● RECORD LIST:
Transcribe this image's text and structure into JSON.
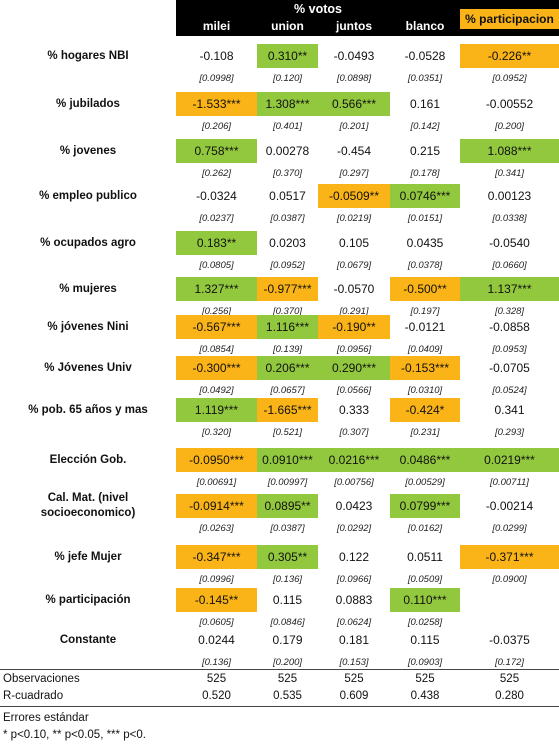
{
  "header": {
    "group_label": "% votos",
    "columns": [
      "milei",
      "union",
      "juntos",
      "blanco",
      "% participacion"
    ]
  },
  "rows": [
    {
      "label": "% hogares NBI",
      "coefs": [
        "-0.108",
        "0.310**",
        "-0.0493",
        "-0.0528",
        "-0.226**"
      ],
      "ses": [
        "[0.0998]",
        "[0.120]",
        "[0.0898]",
        "[0.0351]",
        "[0.0952]"
      ],
      "colors": [
        "",
        "green",
        "",
        "",
        "orange"
      ]
    },
    {
      "label": "% jubilados",
      "coefs": [
        "-1.533***",
        "1.308***",
        "0.566***",
        "0.161",
        "-0.00552"
      ],
      "ses": [
        "[0.206]",
        "[0.401]",
        "[0.201]",
        "[0.142]",
        "[0.200]"
      ],
      "colors": [
        "orange",
        "green",
        "green",
        "",
        ""
      ]
    },
    {
      "label": "% jovenes",
      "coefs": [
        "0.758***",
        "0.00278",
        "-0.454",
        "0.215",
        "1.088***"
      ],
      "ses": [
        "[0.262]",
        "[0.370]",
        "[0.297]",
        "[0.178]",
        "[0.341]"
      ],
      "colors": [
        "green",
        "",
        "",
        "",
        "green"
      ]
    },
    {
      "label": "% empleo publico",
      "coefs": [
        "-0.0324",
        "0.0517",
        "-0.0509**",
        "0.0746***",
        "0.00123"
      ],
      "ses": [
        "[0.0237]",
        "[0.0387]",
        "[0.0219]",
        "[0.0151]",
        "[0.0338]"
      ],
      "colors": [
        "",
        "",
        "orange",
        "green",
        ""
      ]
    },
    {
      "label": "% ocupados agro",
      "coefs": [
        "0.183**",
        "0.0203",
        "0.105",
        "0.0435",
        "-0.0540"
      ],
      "ses": [
        "[0.0805]",
        "[0.0952]",
        "[0.0679]",
        "[0.0378]",
        "[0.0660]"
      ],
      "colors": [
        "green",
        "",
        "",
        "",
        ""
      ]
    },
    {
      "label": "% mujeres",
      "coefs": [
        "1.327***",
        "-0.977***",
        "-0.0570",
        "-0.500**",
        "1.137***"
      ],
      "ses": [
        "[0.256]",
        "[0.370]",
        "[0.291]",
        "[0.197]",
        "[0.328]"
      ],
      "colors": [
        "green",
        "orange",
        "",
        "orange",
        "green"
      ]
    },
    {
      "label": "% jóvenes Nini",
      "coefs": [
        "-0.567***",
        "1.116***",
        "-0.190**",
        "-0.0121",
        "-0.0858"
      ],
      "ses": [
        "[0.0854]",
        "[0.139]",
        "[0.0956]",
        "[0.0409]",
        "[0.0953]"
      ],
      "colors": [
        "orange",
        "green",
        "orange",
        "",
        ""
      ]
    },
    {
      "label": "% Jóvenes Univ",
      "coefs": [
        "-0.300***",
        "0.206***",
        "0.290***",
        "-0.153***",
        "-0.0705"
      ],
      "ses": [
        "[0.0492]",
        "[0.0657]",
        "[0.0566]",
        "[0.0310]",
        "[0.0524]"
      ],
      "colors": [
        "orange",
        "green",
        "green",
        "orange",
        ""
      ]
    },
    {
      "label": "% pob. 65 años y mas",
      "coefs": [
        "1.119***",
        "-1.665***",
        "0.333",
        "-0.424*",
        "0.341"
      ],
      "ses": [
        "[0.320]",
        "[0.521]",
        "[0.307]",
        "[0.231]",
        "[0.293]"
      ],
      "colors": [
        "green",
        "orange",
        "",
        "orange",
        ""
      ]
    },
    {
      "label": "Elección Gob.",
      "coefs": [
        "-0.0950***",
        "0.0910***",
        "0.0216***",
        "0.0486***",
        "0.0219***"
      ],
      "ses": [
        "[0.00691]",
        "[0.00997]",
        "[0.00756]",
        "[0.00529]",
        "[0.00711]"
      ],
      "colors": [
        "orange",
        "green",
        "green",
        "green",
        "green"
      ]
    },
    {
      "label_lines": [
        "Cal. Mat. (nivel",
        "socioeconomico)"
      ],
      "coefs": [
        "-0.0914***",
        "0.0895**",
        "0.0423",
        "0.0799***",
        "-0.00214"
      ],
      "ses": [
        "[0.0263]",
        "[0.0387]",
        "[0.0292]",
        "[0.0162]",
        "[0.0299]"
      ],
      "colors": [
        "orange",
        "green",
        "",
        "green",
        ""
      ]
    },
    {
      "label": "% jefe Mujer",
      "coefs": [
        "-0.347***",
        "0.305**",
        "0.122",
        "0.0511",
        "-0.371***"
      ],
      "ses": [
        "[0.0996]",
        "[0.136]",
        "[0.0966]",
        "[0.0509]",
        "[0.0900]"
      ],
      "colors": [
        "orange",
        "green",
        "",
        "",
        "orange"
      ]
    },
    {
      "label": "% participación",
      "coefs": [
        "-0.145**",
        "0.115",
        "0.0883",
        "0.110***",
        ""
      ],
      "ses": [
        "[0.0605]",
        "[0.0846]",
        "[0.0624]",
        "[0.0258]",
        ""
      ],
      "colors": [
        "orange",
        "",
        "",
        "green",
        ""
      ]
    },
    {
      "label": "Constante",
      "coefs": [
        "0.0244",
        "0.179",
        "0.181",
        "0.115",
        "-0.0375"
      ],
      "ses": [
        "[0.136]",
        "[0.200]",
        "[0.153]",
        "[0.0903]",
        "[0.172]"
      ],
      "colors": [
        "",
        "",
        "",
        "",
        ""
      ]
    }
  ],
  "footer": {
    "observaciones_label": "Observaciones",
    "observaciones": [
      "525",
      "525",
      "525",
      "525",
      "525"
    ],
    "r2_label": "R-cuadrado",
    "r2": [
      "0.520",
      "0.535",
      "0.609",
      "0.438",
      "0.280"
    ],
    "note1": "Errores estándar",
    "note2": "* p<0.10, ** p<0.05, *** p<0."
  },
  "colors": {
    "positive_significant": "#92c83e",
    "negative_significant": "#fbb417",
    "header_background": "#000000"
  }
}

● DO THIS: Return to the listing above and set it down exactly, leaving out its pictures.

● OUTPUT OF THE EXERCISE:
Transcribe this image's text and structure into JSON.
{
  "header": {
    "group_label": "% votos",
    "columns": [
      "milei",
      "union",
      "juntos",
      "blanco",
      "% participacion"
    ]
  },
  "rows": [
    {
      "label": "% hogares NBI",
      "coefs": [
        "-0.108",
        "0.310**",
        "-0.0493",
        "-0.0528",
        "-0.226**"
      ],
      "ses": [
        "[0.0998]",
        "[0.120]",
        "[0.0898]",
        "[0.0351]",
        "[0.0952]"
      ],
      "colors": [
        "",
        "green",
        "",
        "",
        "orange"
      ]
    },
    {
      "label": "% jubilados",
      "coefs": [
        "-1.533***",
        "1.308***",
        "0.566***",
        "0.161",
        "-0.00552"
      ],
      "ses": [
        "[0.206]",
        "[0.401]",
        "[0.201]",
        "[0.142]",
        "[0.200]"
      ],
      "colors": [
        "orange",
        "green",
        "green",
        "",
        ""
      ]
    },
    {
      "label": "% jovenes",
      "coefs": [
        "0.758***",
        "0.00278",
        "-0.454",
        "0.215",
        "1.088***"
      ],
      "ses": [
        "[0.262]",
        "[0.370]",
        "[0.297]",
        "[0.178]",
        "[0.341]"
      ],
      "colors": [
        "green",
        "",
        "",
        "",
        "green"
      ]
    },
    {
      "label": "% empleo publico",
      "coefs": [
        "-0.0324",
        "0.0517",
        "-0.0509**",
        "0.0746***",
        "0.00123"
      ],
      "ses": [
        "[0.0237]",
        "[0.0387]",
        "[0.0219]",
        "[0.0151]",
        "[0.0338]"
      ],
      "colors": [
        "",
        "",
        "orange",
        "green",
        ""
      ]
    },
    {
      "label": "% ocupados agro",
      "coefs": [
        "0.183**",
        "0.0203",
        "0.105",
        "0.0435",
        "-0.0540"
      ],
      "ses": [
        "[0.0805]",
        "[0.0952]",
        "[0.0679]",
        "[0.0378]",
        "[0.0660]"
      ],
      "colors": [
        "green",
        "",
        "",
        "",
        ""
      ]
    },
    {
      "label": "% mujeres",
      "coefs": [
        "1.327***",
        "-0.977***",
        "-0.0570",
        "-0.500**",
        "1.137***"
      ],
      "ses": [
        "[0.256]",
        "[0.370]",
        "[0.291]",
        "[0.197]",
        "[0.328]"
      ],
      "colors": [
        "green",
        "orange",
        "",
        "orange",
        "green"
      ]
    },
    {
      "label": "% jóvenes Nini",
      "coefs": [
        "-0.567***",
        "1.116***",
        "-0.190**",
        "-0.0121",
        "-0.0858"
      ],
      "ses": [
        "[0.0854]",
        "[0.139]",
        "[0.0956]",
        "[0.0409]",
        "[0.0953]"
      ],
      "colors": [
        "orange",
        "green",
        "orange",
        "",
        ""
      ]
    },
    {
      "label": "% Jóvenes Univ",
      "coefs": [
        "-0.300***",
        "0.206***",
        "0.290***",
        "-0.153***",
        "-0.0705"
      ],
      "ses": [
        "[0.0492]",
        "[0.0657]",
        "[0.0566]",
        "[0.0310]",
        "[0.0524]"
      ],
      "colors": [
        "orange",
        "green",
        "green",
        "orange",
        ""
      ]
    },
    {
      "label": "% pob. 65 años y mas",
      "coefs": [
        "1.119***",
        "-1.665***",
        "0.333",
        "-0.424*",
        "0.341"
      ],
      "ses": [
        "[0.320]",
        "[0.521]",
        "[0.307]",
        "[0.231]",
        "[0.293]"
      ],
      "colors": [
        "green",
        "orange",
        "",
        "orange",
        ""
      ]
    },
    {
      "label": "Elección Gob.",
      "coefs": [
        "-0.0950***",
        "0.0910***",
        "0.0216***",
        "0.0486***",
        "0.0219***"
      ],
      "ses": [
        "[0.00691]",
        "[0.00997]",
        "[0.00756]",
        "[0.00529]",
        "[0.00711]"
      ],
      "colors": [
        "orange",
        "green",
        "green",
        "green",
        "green"
      ]
    },
    {
      "label_lines": [
        "Cal. Mat. (nivel",
        "socioeconomico)"
      ],
      "coefs": [
        "-0.0914***",
        "0.0895**",
        "0.0423",
        "0.0799***",
        "-0.00214"
      ],
      "ses": [
        "[0.0263]",
        "[0.0387]",
        "[0.0292]",
        "[0.0162]",
        "[0.0299]"
      ],
      "colors": [
        "orange",
        "green",
        "",
        "green",
        ""
      ]
    },
    {
      "label": "% jefe Mujer",
      "coefs": [
        "-0.347***",
        "0.305**",
        "0.122",
        "0.0511",
        "-0.371***"
      ],
      "ses": [
        "[0.0996]",
        "[0.136]",
        "[0.0966]",
        "[0.0509]",
        "[0.0900]"
      ],
      "colors": [
        "orange",
        "green",
        "",
        "",
        "orange"
      ]
    },
    {
      "label": "% participación",
      "coefs": [
        "-0.145**",
        "0.115",
        "0.0883",
        "0.110***",
        ""
      ],
      "ses": [
        "[0.0605]",
        "[0.0846]",
        "[0.0624]",
        "[0.0258]",
        ""
      ],
      "colors": [
        "orange",
        "",
        "",
        "green",
        ""
      ]
    },
    {
      "label": "Constante",
      "coefs": [
        "0.0244",
        "0.179",
        "0.181",
        "0.115",
        "-0.0375"
      ],
      "ses": [
        "[0.136]",
        "[0.200]",
        "[0.153]",
        "[0.0903]",
        "[0.172]"
      ],
      "colors": [
        "",
        "",
        "",
        "",
        ""
      ]
    }
  ],
  "footer": {
    "observaciones_label": "Observaciones",
    "observaciones": [
      "525",
      "525",
      "525",
      "525",
      "525"
    ],
    "r2_label": "R-cuadrado",
    "r2": [
      "0.520",
      "0.535",
      "0.609",
      "0.438",
      "0.280"
    ],
    "note1": "Errores estándar",
    "note2": "* p<0.10, ** p<0.05, *** p<0."
  },
  "colors": {
    "positive_significant": "#92c83e",
    "negative_significant": "#fbb417",
    "header_background": "#000000"
  }
}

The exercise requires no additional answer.